(Entries from a dataset)
++++

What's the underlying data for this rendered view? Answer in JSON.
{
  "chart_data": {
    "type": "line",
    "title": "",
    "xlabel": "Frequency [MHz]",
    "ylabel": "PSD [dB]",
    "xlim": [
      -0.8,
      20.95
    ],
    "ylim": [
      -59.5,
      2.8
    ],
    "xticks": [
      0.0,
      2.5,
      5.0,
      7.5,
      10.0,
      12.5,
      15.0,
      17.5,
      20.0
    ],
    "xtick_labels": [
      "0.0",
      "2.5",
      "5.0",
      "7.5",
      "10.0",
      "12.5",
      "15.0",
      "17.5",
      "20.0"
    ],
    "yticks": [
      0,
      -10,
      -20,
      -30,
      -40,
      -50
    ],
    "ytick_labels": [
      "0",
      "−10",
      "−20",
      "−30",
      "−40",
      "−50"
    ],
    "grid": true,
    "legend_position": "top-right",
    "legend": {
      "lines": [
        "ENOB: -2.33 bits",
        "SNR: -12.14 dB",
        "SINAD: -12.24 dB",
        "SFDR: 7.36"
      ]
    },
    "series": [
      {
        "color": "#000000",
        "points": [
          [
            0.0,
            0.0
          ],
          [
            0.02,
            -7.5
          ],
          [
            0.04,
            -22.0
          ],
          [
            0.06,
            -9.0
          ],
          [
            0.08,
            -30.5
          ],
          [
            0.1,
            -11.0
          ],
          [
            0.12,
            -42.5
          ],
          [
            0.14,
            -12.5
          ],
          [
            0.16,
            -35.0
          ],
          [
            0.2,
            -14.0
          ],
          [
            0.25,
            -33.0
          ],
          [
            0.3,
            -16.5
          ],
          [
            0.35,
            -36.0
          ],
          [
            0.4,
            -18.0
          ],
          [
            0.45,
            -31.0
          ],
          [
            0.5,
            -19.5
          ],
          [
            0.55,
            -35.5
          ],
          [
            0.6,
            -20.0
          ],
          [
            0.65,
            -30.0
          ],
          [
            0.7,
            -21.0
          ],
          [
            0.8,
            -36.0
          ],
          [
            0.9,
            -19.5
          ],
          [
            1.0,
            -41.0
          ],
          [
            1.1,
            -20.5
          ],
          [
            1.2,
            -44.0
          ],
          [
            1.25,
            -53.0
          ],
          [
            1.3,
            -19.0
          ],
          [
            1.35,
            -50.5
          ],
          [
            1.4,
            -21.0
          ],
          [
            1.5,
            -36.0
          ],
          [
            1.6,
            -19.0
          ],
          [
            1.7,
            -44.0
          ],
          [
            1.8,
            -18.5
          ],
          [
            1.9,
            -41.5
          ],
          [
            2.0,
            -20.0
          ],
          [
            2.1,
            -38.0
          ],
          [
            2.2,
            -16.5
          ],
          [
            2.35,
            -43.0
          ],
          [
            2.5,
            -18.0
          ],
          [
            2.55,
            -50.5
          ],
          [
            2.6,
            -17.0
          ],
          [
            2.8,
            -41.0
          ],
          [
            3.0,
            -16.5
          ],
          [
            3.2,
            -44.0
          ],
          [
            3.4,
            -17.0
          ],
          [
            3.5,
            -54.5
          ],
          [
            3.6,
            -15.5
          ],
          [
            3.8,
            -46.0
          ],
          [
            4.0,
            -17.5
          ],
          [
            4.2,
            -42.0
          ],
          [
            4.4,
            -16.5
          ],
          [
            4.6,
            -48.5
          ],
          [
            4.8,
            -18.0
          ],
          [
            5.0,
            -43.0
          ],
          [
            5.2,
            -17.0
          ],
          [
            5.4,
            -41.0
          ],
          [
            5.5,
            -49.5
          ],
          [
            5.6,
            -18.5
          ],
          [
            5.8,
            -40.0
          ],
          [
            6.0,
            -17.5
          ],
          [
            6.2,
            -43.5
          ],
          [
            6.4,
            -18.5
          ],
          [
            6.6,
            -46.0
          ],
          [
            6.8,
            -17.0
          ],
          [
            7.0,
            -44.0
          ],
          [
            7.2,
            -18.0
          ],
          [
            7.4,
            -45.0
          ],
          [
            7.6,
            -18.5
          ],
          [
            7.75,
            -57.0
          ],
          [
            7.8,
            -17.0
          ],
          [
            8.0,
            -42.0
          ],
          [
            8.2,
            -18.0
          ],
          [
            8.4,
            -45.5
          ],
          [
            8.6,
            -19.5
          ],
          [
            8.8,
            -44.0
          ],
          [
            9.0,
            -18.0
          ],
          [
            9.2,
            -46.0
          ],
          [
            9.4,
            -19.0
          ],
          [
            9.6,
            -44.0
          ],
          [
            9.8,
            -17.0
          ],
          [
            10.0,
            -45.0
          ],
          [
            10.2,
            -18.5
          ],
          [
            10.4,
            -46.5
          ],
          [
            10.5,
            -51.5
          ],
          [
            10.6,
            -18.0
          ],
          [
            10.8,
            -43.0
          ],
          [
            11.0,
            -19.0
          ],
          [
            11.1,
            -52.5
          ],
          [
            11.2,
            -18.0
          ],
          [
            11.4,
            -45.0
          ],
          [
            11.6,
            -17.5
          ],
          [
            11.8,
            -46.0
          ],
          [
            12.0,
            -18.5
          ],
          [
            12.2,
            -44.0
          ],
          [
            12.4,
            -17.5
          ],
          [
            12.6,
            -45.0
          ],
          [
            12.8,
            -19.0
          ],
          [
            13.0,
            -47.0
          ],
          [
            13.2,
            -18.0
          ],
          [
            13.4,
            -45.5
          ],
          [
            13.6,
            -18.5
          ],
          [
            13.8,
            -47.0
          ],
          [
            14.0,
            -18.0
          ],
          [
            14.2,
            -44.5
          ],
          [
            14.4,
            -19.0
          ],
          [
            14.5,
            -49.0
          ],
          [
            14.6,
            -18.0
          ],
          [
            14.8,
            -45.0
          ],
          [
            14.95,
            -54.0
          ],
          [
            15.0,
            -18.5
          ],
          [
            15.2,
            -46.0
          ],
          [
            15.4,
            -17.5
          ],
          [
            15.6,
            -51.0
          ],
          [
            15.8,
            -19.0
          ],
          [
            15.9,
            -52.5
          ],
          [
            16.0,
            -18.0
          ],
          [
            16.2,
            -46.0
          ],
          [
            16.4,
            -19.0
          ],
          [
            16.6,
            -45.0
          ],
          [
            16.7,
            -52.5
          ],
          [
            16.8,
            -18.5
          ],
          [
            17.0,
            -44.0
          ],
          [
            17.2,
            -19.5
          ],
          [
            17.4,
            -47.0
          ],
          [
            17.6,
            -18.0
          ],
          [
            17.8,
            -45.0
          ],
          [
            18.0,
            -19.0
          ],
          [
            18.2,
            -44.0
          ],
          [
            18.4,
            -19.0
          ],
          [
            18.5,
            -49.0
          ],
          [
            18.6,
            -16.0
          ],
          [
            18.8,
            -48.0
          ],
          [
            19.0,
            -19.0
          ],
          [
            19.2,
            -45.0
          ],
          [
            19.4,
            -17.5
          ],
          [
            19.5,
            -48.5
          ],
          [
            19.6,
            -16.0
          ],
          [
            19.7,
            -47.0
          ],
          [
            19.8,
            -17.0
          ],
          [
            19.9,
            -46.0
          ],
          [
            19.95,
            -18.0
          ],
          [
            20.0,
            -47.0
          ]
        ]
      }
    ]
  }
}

++++

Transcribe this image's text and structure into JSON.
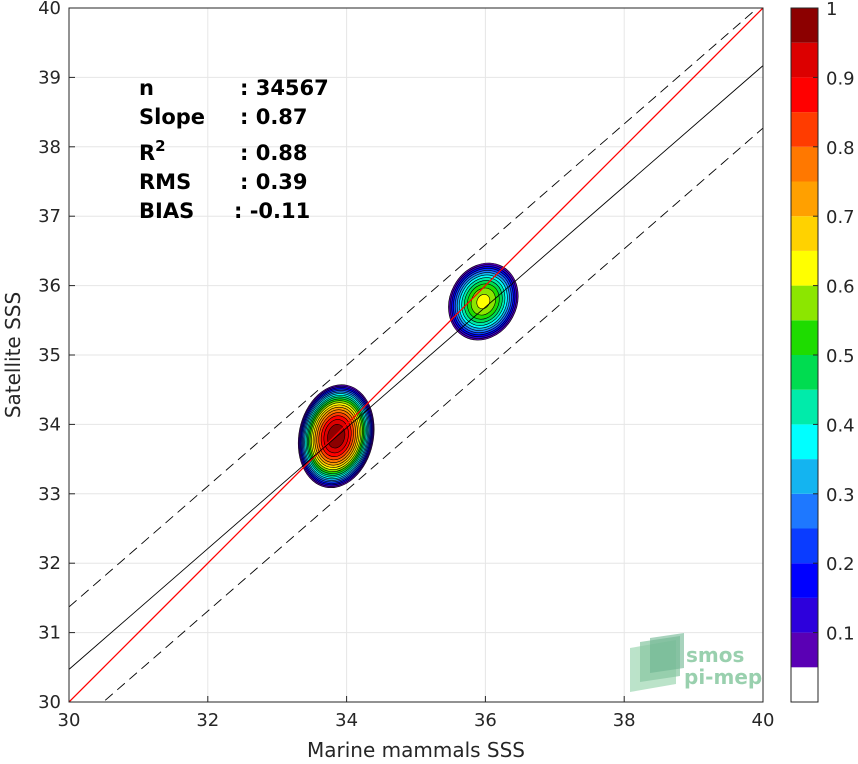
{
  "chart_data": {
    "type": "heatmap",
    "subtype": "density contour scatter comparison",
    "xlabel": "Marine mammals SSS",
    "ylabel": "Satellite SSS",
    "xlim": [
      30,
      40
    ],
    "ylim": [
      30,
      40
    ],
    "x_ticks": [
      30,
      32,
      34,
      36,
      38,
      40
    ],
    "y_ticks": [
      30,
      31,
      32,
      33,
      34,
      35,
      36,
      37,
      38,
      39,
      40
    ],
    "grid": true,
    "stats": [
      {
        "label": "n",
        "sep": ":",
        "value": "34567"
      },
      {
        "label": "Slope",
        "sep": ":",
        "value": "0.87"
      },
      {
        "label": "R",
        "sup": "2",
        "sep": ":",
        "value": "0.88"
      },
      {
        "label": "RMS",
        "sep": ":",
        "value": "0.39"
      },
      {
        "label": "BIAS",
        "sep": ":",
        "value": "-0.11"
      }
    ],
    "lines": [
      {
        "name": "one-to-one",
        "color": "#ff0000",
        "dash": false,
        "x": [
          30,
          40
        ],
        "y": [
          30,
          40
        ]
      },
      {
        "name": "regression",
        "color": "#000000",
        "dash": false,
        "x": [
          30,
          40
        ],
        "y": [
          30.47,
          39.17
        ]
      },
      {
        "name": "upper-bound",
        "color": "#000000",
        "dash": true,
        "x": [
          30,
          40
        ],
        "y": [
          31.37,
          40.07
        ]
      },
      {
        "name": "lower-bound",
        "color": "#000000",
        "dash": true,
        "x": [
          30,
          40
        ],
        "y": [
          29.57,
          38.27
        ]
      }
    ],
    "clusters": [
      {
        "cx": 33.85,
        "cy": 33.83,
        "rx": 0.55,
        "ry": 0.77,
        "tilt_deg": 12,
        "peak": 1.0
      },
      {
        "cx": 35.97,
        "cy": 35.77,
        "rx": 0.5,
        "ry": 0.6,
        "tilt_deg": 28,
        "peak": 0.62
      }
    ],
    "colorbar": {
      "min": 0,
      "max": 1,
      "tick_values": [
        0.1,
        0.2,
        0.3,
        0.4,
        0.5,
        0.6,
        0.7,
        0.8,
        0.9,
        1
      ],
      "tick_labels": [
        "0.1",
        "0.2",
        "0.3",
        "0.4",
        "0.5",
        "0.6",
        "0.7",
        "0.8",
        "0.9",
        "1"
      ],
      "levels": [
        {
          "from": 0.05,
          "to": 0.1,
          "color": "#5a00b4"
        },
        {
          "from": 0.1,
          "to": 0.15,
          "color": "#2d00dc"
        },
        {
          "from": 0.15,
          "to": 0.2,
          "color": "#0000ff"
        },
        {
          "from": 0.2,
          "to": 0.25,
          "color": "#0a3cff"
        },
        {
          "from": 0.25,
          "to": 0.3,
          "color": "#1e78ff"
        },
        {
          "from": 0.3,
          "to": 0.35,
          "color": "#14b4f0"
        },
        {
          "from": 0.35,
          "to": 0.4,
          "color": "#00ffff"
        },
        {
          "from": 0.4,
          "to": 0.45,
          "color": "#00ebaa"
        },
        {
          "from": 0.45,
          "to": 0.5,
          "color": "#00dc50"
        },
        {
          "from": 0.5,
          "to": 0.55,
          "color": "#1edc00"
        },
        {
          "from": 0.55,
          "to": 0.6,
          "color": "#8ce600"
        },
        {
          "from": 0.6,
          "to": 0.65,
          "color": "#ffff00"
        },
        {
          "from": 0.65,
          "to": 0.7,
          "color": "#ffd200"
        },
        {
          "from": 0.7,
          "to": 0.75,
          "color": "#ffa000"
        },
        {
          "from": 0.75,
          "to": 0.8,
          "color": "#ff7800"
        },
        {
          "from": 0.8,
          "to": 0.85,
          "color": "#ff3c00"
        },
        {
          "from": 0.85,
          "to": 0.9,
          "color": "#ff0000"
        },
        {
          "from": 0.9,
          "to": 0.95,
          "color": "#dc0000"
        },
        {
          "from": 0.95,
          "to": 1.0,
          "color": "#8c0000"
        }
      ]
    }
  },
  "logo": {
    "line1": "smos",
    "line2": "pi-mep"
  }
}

++++

• _SHORT TASK_
Extract every line that has the string "JSON" in it.

• _CORRECT OUTPUT_
What's the underlying data for this rendered view? Answer in JSON.
Transcribe this image's text and structure into JSON.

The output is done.